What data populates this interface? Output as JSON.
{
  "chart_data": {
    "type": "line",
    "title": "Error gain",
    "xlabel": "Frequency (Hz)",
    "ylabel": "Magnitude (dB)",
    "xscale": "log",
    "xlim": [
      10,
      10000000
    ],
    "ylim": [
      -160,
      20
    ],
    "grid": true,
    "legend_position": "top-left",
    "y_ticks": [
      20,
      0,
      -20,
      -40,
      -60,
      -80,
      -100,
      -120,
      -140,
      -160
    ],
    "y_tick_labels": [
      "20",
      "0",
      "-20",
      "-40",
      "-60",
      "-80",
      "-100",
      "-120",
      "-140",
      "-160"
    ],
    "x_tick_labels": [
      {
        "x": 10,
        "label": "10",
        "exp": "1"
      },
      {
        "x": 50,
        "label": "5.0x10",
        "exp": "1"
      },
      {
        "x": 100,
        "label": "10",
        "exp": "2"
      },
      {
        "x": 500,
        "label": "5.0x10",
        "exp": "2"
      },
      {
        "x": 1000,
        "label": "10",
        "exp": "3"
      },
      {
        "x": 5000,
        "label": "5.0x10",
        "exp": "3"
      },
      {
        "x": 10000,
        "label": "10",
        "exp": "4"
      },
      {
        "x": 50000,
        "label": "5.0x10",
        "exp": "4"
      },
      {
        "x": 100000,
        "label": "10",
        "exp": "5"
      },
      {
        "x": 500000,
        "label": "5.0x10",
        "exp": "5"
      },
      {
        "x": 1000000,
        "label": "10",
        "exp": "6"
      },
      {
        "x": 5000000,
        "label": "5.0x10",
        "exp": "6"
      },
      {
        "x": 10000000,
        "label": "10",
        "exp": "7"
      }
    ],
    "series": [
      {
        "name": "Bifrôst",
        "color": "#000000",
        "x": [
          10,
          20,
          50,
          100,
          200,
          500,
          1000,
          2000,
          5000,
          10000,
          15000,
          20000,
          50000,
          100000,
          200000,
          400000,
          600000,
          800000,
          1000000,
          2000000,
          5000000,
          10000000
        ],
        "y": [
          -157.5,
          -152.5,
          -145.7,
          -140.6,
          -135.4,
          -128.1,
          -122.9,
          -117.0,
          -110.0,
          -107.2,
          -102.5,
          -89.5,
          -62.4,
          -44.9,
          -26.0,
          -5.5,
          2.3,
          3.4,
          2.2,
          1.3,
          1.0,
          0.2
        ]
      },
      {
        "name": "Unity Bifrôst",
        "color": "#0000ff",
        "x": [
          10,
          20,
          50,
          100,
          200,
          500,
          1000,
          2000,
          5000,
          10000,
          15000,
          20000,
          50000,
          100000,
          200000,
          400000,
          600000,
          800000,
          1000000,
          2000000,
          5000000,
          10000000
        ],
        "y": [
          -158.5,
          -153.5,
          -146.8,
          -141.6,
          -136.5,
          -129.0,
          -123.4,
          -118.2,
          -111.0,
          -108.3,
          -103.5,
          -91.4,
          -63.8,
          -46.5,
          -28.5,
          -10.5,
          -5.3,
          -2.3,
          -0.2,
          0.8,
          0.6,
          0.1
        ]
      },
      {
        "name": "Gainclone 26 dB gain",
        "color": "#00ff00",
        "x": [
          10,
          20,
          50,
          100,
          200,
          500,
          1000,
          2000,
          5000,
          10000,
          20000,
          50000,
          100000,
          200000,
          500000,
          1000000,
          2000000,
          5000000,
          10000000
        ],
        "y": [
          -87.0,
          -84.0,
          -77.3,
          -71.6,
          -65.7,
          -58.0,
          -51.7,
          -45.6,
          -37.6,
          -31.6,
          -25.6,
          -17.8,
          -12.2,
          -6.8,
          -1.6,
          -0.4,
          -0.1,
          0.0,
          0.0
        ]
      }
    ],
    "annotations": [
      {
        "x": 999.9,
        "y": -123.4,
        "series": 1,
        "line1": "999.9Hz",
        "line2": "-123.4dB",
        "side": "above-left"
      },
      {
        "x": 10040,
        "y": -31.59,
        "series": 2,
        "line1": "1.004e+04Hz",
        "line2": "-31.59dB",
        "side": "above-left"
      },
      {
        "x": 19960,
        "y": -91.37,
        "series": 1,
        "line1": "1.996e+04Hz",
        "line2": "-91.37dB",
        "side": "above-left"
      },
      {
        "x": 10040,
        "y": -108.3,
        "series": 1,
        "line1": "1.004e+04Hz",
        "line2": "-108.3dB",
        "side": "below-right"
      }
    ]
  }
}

★ ★ ★ ★ ★ ★ ★

● EXERCISE DETAILS: Search the data above for the string "gain" and return every line that has it.

● IN RESPONSE:
    "title": "Error gain",
        "name": "Gainclone 26 dB gain",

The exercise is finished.